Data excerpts
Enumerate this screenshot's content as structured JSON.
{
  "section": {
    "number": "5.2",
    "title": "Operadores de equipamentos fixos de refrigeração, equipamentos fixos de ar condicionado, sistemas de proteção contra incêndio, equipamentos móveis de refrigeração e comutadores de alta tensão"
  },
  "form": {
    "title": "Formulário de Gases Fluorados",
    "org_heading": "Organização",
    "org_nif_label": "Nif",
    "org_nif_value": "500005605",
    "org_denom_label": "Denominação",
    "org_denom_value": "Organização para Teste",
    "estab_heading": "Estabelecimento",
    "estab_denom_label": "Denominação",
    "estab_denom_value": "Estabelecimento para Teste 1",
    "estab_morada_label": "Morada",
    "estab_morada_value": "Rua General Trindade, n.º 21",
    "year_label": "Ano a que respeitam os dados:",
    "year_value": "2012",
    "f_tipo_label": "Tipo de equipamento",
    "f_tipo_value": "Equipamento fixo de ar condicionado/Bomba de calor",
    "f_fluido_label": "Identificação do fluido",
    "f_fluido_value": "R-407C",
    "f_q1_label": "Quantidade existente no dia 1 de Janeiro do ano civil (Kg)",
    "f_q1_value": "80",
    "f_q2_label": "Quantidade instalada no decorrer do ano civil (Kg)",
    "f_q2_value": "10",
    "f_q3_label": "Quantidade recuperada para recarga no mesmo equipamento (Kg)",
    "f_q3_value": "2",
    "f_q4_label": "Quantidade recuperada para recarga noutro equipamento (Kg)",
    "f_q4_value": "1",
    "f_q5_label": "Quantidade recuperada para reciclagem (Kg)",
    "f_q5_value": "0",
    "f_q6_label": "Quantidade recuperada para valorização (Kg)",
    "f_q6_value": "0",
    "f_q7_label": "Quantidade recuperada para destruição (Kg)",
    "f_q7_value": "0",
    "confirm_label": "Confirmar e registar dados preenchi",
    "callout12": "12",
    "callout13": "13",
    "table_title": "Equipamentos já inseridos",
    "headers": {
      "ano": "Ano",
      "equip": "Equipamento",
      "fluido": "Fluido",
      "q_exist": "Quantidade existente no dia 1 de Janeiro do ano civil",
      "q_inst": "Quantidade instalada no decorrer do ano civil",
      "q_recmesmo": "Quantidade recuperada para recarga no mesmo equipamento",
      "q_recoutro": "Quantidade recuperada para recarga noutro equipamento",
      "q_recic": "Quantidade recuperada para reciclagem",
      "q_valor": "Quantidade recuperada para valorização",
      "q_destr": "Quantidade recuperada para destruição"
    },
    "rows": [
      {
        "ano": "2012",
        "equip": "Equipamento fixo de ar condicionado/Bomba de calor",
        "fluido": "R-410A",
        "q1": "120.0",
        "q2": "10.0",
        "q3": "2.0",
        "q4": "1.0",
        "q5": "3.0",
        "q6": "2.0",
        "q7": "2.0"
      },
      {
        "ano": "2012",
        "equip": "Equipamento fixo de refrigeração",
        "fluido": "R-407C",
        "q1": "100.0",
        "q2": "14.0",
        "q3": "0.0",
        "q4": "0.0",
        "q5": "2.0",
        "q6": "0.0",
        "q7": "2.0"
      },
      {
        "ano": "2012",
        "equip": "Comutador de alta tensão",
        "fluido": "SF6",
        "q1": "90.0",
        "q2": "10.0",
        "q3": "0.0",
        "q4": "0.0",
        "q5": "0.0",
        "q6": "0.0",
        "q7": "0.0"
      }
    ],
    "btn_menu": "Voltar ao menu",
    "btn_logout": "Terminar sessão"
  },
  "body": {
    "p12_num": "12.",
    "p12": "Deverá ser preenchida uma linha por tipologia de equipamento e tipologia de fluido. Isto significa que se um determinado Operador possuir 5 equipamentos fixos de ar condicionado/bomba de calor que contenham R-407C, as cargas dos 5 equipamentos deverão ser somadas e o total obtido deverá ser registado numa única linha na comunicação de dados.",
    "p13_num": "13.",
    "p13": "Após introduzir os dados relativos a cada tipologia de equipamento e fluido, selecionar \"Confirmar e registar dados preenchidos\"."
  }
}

> _Problem_: Check each line of the records above for "mesmo", and copy those that have it.

> _In response_:
    "f_q3_label": "Quantidade recuperada para recarga no mesmo equipamento (Kg)",
      "q_recmesmo": "Quantidade recuperada para recarga no mesmo equipamento",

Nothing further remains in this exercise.